DATA ROWS:
┄┄┄┄┄┄
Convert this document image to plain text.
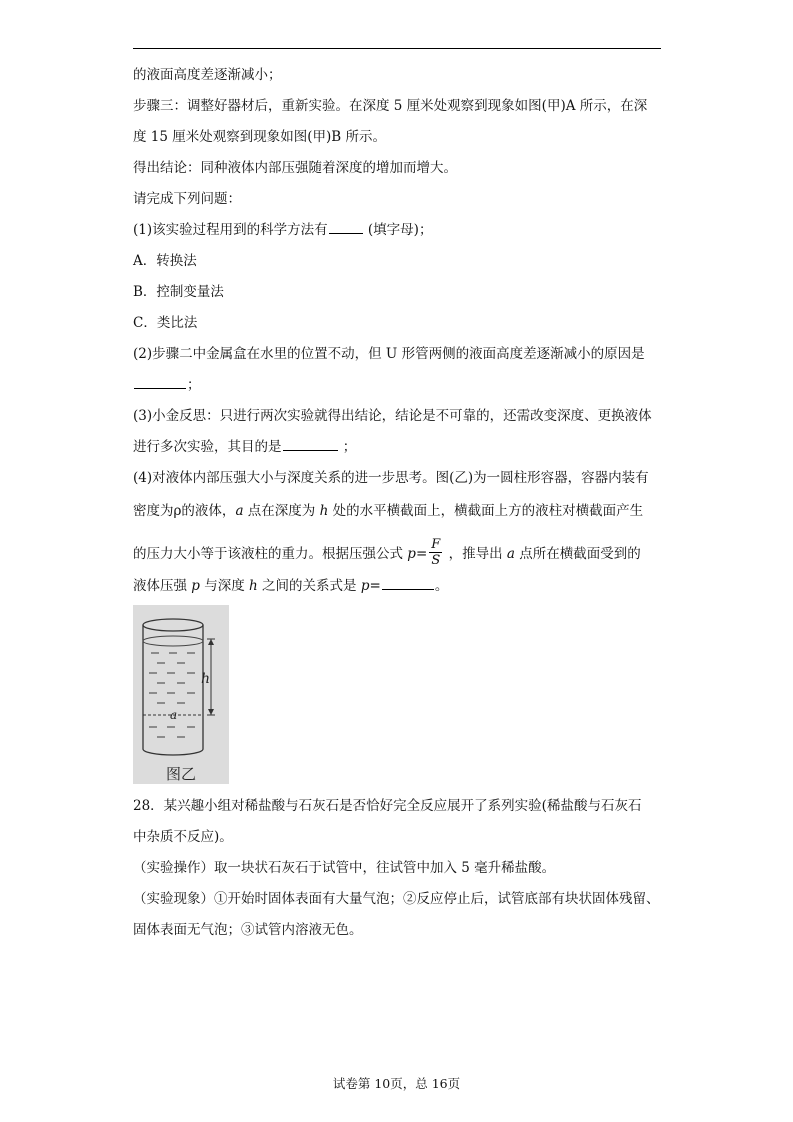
的液面高度差逐渐减小；
步骤三：调整好器材后，重新实验。在深度 5 厘米处观察到现象如图(甲)A 所示，在深
度 15 厘米处观察到现象如图(甲)B 所示。
得出结论：同种液体内部压强随着深度的增加而增大。
请完成下列问题：
(1)该实验过程用到的科学方法有	(填字母)；
A．转换法
B．控制变量法
C．类比法
(2)步骤二中金属盒在水里的位置不动，但 U 形管两侧的液面高度差逐渐减小的原因是
；
(3)小金反思：只进行两次实验就得出结论，结论是不可靠的，还需改变深度、更换液体
进行多次实验，其目的是	；
(4)对液体内部压强大小与深度关系的进一步思考。图(乙)为一圆柱形容器，容器内装有
密度为ρ的液体，a 点在深度为 h 处的水平横截面上，横截面上方的液柱对横截面产生
的压力大小等于该液柱的重力。根据压强公式 $p= \frac{F}{S}$ ，推导出 a 点所在横截面受到的
液体压强 p 与深度 h 之间的关系式是 p=	。
h
a
图乙
28．某兴趣小组对稀盐酸与石灰石是否恰好完全反应展开了系列实验(稀盐酸与石灰石
中杂质不反应)。
（实验操作）取一块状石灰石于试管中，往试管中加入 5 毫升稀盐酸。
（实验现象）①开始时固体表面有大量气泡；②反应停止后，试管底部有块状固体残留、
固体表面无气泡；③试管内溶液无色。
试卷第 10页，总 16页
┄┄┄┄┄┄
INSTRUCTIONS FOR THE TASK: Replicate the material above verbatim; images stay out of the copy.

EXERCISE ANSWER:
Convert this document image to plain text.
的液面高度差逐渐减小；
步骤三：调整好器材后，重新实验。在深度 5 厘米处观察到现象如图(甲)A 所示，在深
度 15 厘米处观察到现象如图(甲)B 所示。
得出结论：同种液体内部压强随着深度的增加而增大。
请完成下列问题：
(1)该实验过程用到的科学方法有	(填字母)；
A．转换法
B．控制变量法
C．类比法
(2)步骤二中金属盒在水里的位置不动，但 U 形管两侧的液面高度差逐渐减小的原因是
；
(3)小金反思：只进行两次实验就得出结论，结论是不可靠的，还需改变深度、更换液体
进行多次实验，其目的是	；
(4)对液体内部压强大小与深度关系的进一步思考。图(乙)为一圆柱形容器，容器内装有
密度为ρ的液体，a 点在深度为 h 处的水平横截面上，横截面上方的液柱对横截面产生
的压力大小等于该液柱的重力。根据压强公式 $p= \frac{F}{S}$ ，推导出 a 点所在横截面受到的
液体压强 p 与深度 h 之间的关系式是 p=	。
h
a
图乙
28．某兴趣小组对稀盐酸与石灰石是否恰好完全反应展开了系列实验(稀盐酸与石灰石
中杂质不反应)。
（实验操作）取一块状石灰石于试管中，往试管中加入 5 毫升稀盐酸。
（实验现象）①开始时固体表面有大量气泡；②反应停止后，试管底部有块状固体残留、
固体表面无气泡；③试管内溶液无色。
试卷第 10页，总 16页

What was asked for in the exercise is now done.